(Dataset entries)
- - - - -

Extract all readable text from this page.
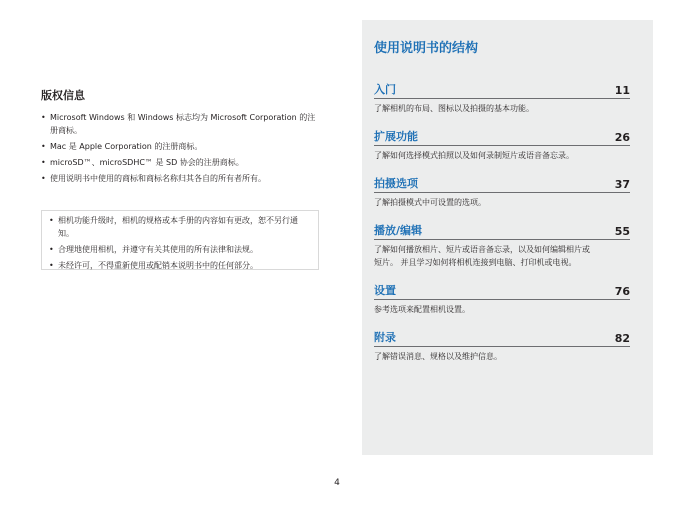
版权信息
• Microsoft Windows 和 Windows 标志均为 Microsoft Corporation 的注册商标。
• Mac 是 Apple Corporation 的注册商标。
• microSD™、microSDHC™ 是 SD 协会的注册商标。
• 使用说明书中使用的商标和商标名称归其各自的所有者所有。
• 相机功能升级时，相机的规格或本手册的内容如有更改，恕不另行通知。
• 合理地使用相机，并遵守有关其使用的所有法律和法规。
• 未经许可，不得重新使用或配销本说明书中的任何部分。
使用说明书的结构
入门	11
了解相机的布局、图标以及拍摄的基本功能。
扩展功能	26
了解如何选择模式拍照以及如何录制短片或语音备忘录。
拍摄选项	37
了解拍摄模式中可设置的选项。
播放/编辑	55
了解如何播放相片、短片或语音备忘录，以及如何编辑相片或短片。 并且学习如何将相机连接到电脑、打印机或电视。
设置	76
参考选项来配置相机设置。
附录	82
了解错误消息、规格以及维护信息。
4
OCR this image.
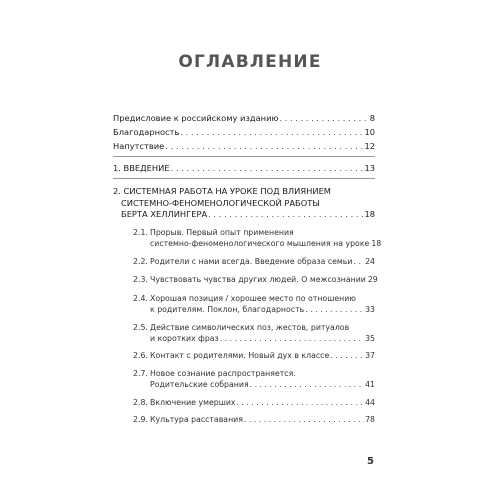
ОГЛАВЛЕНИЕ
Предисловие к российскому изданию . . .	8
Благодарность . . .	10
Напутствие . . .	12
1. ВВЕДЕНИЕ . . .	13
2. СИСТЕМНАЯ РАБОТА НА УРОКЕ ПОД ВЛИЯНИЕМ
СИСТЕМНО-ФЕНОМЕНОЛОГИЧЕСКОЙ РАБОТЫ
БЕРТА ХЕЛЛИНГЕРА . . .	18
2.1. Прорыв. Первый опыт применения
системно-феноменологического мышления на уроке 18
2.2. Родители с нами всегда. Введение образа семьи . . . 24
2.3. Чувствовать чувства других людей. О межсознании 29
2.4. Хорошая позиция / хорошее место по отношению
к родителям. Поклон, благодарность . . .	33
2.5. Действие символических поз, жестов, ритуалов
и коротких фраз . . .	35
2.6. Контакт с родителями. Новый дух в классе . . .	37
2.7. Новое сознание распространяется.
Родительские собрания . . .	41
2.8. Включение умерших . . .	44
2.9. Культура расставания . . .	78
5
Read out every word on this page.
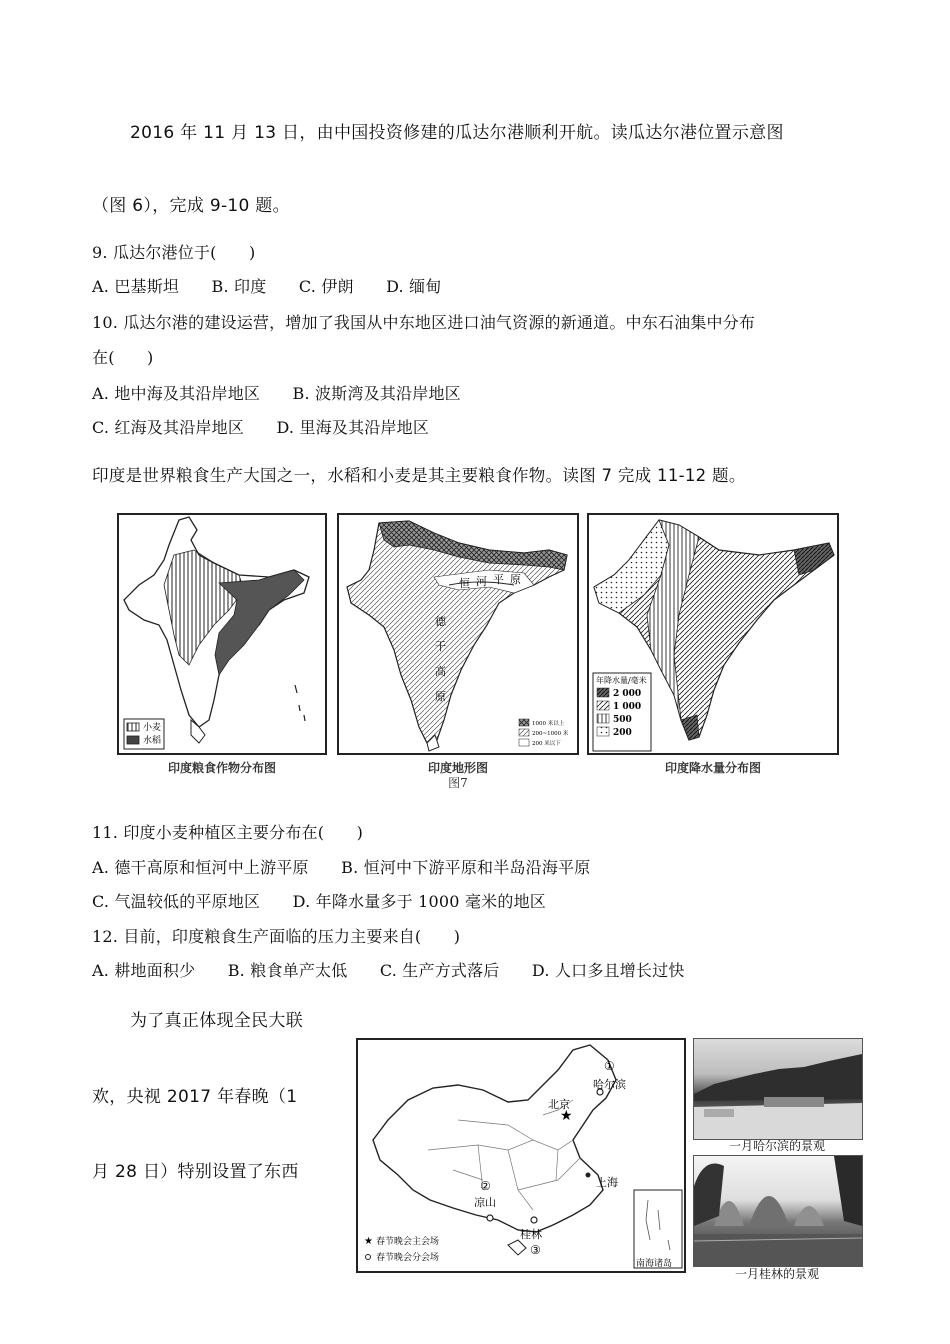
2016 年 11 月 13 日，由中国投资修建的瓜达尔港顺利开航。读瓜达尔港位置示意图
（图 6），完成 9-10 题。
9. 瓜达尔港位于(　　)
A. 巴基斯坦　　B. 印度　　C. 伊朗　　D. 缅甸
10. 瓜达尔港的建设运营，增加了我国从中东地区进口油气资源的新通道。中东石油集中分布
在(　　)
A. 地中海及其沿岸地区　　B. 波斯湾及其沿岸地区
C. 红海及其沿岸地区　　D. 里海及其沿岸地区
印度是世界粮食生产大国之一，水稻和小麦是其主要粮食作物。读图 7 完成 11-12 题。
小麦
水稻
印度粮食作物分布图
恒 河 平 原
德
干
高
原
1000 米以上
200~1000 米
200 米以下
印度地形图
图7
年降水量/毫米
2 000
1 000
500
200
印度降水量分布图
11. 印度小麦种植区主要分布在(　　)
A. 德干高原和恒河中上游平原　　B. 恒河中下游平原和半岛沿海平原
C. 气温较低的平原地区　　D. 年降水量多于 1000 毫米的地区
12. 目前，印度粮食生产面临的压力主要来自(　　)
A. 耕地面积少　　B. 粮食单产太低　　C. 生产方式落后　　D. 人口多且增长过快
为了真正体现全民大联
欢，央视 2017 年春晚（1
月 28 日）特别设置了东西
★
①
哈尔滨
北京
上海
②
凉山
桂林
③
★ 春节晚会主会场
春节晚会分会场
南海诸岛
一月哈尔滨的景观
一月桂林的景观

- - - - -

**Exercise prompt**. Every line of the records that includes the word "Corporation" should be gathered.

**Exercise result**.
• Microsoft Windows 和 Windows 标志均为 Microsoft Corporation 的注册商标。
• Mac 是 Apple Corporation 的注册商标。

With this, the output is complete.